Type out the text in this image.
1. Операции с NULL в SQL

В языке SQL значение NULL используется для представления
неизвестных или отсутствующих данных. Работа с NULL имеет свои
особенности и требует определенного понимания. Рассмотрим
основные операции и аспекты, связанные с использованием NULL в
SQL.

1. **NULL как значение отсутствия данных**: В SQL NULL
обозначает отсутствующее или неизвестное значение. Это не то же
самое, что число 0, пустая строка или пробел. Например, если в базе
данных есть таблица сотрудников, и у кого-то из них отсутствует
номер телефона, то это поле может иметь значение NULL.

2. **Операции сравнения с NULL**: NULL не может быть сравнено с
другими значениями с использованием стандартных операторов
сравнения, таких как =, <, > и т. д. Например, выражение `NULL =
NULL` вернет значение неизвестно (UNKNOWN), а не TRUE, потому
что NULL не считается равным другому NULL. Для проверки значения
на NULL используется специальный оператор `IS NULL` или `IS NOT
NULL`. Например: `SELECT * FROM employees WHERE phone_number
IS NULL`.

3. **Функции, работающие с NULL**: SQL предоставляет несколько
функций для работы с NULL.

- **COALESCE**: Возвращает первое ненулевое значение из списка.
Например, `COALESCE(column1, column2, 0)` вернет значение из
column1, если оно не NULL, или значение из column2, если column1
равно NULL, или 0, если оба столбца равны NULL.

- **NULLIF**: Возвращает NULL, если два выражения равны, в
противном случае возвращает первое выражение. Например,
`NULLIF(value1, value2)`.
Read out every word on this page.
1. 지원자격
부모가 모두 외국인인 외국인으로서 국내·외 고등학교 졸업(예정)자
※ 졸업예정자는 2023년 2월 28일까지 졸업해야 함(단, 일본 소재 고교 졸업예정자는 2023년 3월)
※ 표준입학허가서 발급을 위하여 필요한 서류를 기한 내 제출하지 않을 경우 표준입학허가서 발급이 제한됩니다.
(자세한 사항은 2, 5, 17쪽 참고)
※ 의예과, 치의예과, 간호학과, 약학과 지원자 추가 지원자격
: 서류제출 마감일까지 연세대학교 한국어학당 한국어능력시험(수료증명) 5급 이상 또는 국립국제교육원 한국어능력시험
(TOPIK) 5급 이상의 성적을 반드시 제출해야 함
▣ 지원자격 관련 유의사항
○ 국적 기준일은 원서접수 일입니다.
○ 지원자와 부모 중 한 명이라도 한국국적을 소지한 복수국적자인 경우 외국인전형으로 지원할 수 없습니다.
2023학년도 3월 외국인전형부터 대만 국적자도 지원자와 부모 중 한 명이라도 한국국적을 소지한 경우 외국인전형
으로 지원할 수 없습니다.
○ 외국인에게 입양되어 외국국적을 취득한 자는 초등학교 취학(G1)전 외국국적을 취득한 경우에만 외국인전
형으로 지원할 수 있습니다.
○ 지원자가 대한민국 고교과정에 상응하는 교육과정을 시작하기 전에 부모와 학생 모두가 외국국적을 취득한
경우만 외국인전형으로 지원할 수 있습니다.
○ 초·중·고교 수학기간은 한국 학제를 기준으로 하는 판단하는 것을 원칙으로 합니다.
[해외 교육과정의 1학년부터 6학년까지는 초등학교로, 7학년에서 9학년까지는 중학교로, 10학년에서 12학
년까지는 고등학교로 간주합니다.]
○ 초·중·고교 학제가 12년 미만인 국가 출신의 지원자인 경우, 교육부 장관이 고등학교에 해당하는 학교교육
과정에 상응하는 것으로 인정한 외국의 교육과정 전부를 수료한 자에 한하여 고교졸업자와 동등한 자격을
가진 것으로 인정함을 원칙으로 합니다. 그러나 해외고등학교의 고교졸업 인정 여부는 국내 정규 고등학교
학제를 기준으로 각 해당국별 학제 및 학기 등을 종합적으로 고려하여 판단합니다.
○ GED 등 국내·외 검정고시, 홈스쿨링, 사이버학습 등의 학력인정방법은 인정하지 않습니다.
┄┄┄┄┄┄
Each line that holds the word "this" is to be copied.

→ **EXERCISE SOLUTION**:
Type out the text in this image.
Read out every word on this page.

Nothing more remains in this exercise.